**REQUEST:**
Copy each line exactly. Leave nothing out.

**Dataset items:**
========================

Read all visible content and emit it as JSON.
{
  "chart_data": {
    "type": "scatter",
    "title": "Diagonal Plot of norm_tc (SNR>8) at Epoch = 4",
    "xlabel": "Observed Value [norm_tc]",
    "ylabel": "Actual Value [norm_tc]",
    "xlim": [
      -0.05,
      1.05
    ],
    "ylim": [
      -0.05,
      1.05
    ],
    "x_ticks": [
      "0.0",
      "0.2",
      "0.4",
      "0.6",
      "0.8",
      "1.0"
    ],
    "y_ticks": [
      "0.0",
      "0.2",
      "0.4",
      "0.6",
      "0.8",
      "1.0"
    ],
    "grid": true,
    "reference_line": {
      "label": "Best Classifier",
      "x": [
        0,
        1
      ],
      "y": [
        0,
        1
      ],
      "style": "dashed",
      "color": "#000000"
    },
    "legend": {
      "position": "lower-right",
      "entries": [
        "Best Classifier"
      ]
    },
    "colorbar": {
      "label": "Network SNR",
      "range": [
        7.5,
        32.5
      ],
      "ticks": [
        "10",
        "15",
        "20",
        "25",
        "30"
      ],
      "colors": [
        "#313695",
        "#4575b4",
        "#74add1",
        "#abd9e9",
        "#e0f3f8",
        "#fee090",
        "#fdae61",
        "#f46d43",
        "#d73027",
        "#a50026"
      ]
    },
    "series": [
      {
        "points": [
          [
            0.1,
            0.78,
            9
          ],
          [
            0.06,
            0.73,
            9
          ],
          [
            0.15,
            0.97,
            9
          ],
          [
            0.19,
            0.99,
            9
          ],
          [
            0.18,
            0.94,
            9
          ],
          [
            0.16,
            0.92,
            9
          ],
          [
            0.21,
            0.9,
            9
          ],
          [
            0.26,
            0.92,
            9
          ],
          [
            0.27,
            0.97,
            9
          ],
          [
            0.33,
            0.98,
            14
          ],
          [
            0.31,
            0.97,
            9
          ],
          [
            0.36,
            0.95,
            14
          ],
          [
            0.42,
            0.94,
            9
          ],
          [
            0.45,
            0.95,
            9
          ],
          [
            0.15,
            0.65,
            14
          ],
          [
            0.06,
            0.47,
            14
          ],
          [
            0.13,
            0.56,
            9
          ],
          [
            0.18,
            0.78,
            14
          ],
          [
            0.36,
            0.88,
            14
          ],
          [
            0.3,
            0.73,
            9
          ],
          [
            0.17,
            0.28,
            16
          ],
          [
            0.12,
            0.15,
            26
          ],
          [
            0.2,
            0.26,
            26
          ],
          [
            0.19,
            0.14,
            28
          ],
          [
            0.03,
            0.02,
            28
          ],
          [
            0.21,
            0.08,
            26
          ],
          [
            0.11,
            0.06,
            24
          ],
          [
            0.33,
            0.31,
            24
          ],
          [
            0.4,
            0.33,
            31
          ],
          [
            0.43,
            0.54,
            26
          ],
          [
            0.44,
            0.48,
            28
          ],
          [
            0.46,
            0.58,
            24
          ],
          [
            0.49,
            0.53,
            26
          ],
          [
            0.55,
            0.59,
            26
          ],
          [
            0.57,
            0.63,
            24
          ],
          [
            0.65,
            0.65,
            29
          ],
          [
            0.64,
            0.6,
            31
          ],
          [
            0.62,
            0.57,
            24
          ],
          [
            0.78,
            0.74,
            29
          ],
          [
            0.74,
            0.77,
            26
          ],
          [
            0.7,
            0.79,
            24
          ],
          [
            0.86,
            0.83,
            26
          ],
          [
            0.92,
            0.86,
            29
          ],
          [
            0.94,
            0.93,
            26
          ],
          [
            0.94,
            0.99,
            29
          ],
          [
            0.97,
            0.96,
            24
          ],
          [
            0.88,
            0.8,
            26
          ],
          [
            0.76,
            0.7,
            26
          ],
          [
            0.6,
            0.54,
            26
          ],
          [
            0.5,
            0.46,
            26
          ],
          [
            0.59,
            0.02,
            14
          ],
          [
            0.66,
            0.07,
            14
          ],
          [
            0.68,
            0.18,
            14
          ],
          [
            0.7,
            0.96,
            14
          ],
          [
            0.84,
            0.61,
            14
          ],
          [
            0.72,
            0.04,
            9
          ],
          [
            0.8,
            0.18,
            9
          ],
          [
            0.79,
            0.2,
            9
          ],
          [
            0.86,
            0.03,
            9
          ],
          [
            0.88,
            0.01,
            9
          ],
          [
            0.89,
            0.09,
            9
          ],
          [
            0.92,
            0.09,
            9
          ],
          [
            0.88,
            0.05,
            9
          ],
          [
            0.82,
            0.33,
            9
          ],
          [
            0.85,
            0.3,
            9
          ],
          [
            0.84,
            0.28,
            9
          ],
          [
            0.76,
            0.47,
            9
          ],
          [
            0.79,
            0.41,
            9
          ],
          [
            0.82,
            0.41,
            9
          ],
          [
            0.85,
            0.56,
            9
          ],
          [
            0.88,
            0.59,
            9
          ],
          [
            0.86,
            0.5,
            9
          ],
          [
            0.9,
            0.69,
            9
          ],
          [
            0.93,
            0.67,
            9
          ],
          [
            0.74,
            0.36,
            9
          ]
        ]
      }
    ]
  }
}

========================

**EXPECTED OUTPUT:**
Read all visible content and emit it as JSON.
{
  "chart_data": {
    "type": "scatter",
    "title": "Diagonal Plot of norm_tc (SNR>8) at Epoch = 4",
    "xlabel": "Observed Value [norm_tc]",
    "ylabel": "Actual Value [norm_tc]",
    "xlim": [
      -0.05,
      1.05
    ],
    "ylim": [
      -0.05,
      1.05
    ],
    "x_ticks": [
      "0.0",
      "0.2",
      "0.4",
      "0.6",
      "0.8",
      "1.0"
    ],
    "y_ticks": [
      "0.0",
      "0.2",
      "0.4",
      "0.6",
      "0.8",
      "1.0"
    ],
    "grid": true,
    "reference_line": {
      "label": "Best Classifier",
      "x": [
        0,
        1
      ],
      "y": [
        0,
        1
      ],
      "style": "dashed",
      "color": "#000000"
    },
    "legend": {
      "position": "lower-right",
      "entries": [
        "Best Classifier"
      ]
    },
    "colorbar": {
      "label": "Network SNR",
      "range": [
        7.5,
        32.5
      ],
      "ticks": [
        "10",
        "15",
        "20",
        "25",
        "30"
      ],
      "colors": [
        "#313695",
        "#4575b4",
        "#74add1",
        "#abd9e9",
        "#e0f3f8",
        "#fee090",
        "#fdae61",
        "#f46d43",
        "#d73027",
        "#a50026"
      ]
    },
    "series": [
      {
        "points": [
          [
            0.1,
            0.78,
            9
          ],
          [
            0.06,
            0.73,
            9
          ],
          [
            0.15,
            0.97,
            9
          ],
          [
            0.19,
            0.99,
            9
          ],
          [
            0.18,
            0.94,
            9
          ],
          [
            0.16,
            0.92,
            9
          ],
          [
            0.21,
            0.9,
            9
          ],
          [
            0.26,
            0.92,
            9
          ],
          [
            0.27,
            0.97,
            9
          ],
          [
            0.33,
            0.98,
            14
          ],
          [
            0.31,
            0.97,
            9
          ],
          [
            0.36,
            0.95,
            14
          ],
          [
            0.42,
            0.94,
            9
          ],
          [
            0.45,
            0.95,
            9
          ],
          [
            0.15,
            0.65,
            14
          ],
          [
            0.06,
            0.47,
            14
          ],
          [
            0.13,
            0.56,
            9
          ],
          [
            0.18,
            0.78,
            14
          ],
          [
            0.36,
            0.88,
            14
          ],
          [
            0.3,
            0.73,
            9
          ],
          [
            0.17,
            0.28,
            16
          ],
          [
            0.12,
            0.15,
            26
          ],
          [
            0.2,
            0.26,
            26
          ],
          [
            0.19,
            0.14,
            28
          ],
          [
            0.03,
            0.02,
            28
          ],
          [
            0.21,
            0.08,
            26
          ],
          [
            0.11,
            0.06,
            24
          ],
          [
            0.33,
            0.31,
            24
          ],
          [
            0.4,
            0.33,
            31
          ],
          [
            0.43,
            0.54,
            26
          ],
          [
            0.44,
            0.48,
            28
          ],
          [
            0.46,
            0.58,
            24
          ],
          [
            0.49,
            0.53,
            26
          ],
          [
            0.55,
            0.59,
            26
          ],
          [
            0.57,
            0.63,
            24
          ],
          [
            0.65,
            0.65,
            29
          ],
          [
            0.64,
            0.6,
            31
          ],
          [
            0.62,
            0.57,
            24
          ],
          [
            0.78,
            0.74,
            29
          ],
          [
            0.74,
            0.77,
            26
          ],
          [
            0.7,
            0.79,
            24
          ],
          [
            0.86,
            0.83,
            26
          ],
          [
            0.92,
            0.86,
            29
          ],
          [
            0.94,
            0.93,
            26
          ],
          [
            0.94,
            0.99,
            29
          ],
          [
            0.97,
            0.96,
            24
          ],
          [
            0.88,
            0.8,
            26
          ],
          [
            0.76,
            0.7,
            26
          ],
          [
            0.6,
            0.54,
            26
          ],
          [
            0.5,
            0.46,
            26
          ],
          [
            0.59,
            0.02,
            14
          ],
          [
            0.66,
            0.07,
            14
          ],
          [
            0.68,
            0.18,
            14
          ],
          [
            0.7,
            0.96,
            14
          ],
          [
            0.84,
            0.61,
            14
          ],
          [
            0.72,
            0.04,
            9
          ],
          [
            0.8,
            0.18,
            9
          ],
          [
            0.79,
            0.2,
            9
          ],
          [
            0.86,
            0.03,
            9
          ],
          [
            0.88,
            0.01,
            9
          ],
          [
            0.89,
            0.09,
            9
          ],
          [
            0.92,
            0.09,
            9
          ],
          [
            0.88,
            0.05,
            9
          ],
          [
            0.82,
            0.33,
            9
          ],
          [
            0.85,
            0.3,
            9
          ],
          [
            0.84,
            0.28,
            9
          ],
          [
            0.76,
            0.47,
            9
          ],
          [
            0.79,
            0.41,
            9
          ],
          [
            0.82,
            0.41,
            9
          ],
          [
            0.85,
            0.56,
            9
          ],
          [
            0.88,
            0.59,
            9
          ],
          [
            0.86,
            0.5,
            9
          ],
          [
            0.9,
            0.69,
            9
          ],
          [
            0.93,
            0.67,
            9
          ],
          [
            0.74,
            0.36,
            9
          ]
        ]
      }
    ]
  }
}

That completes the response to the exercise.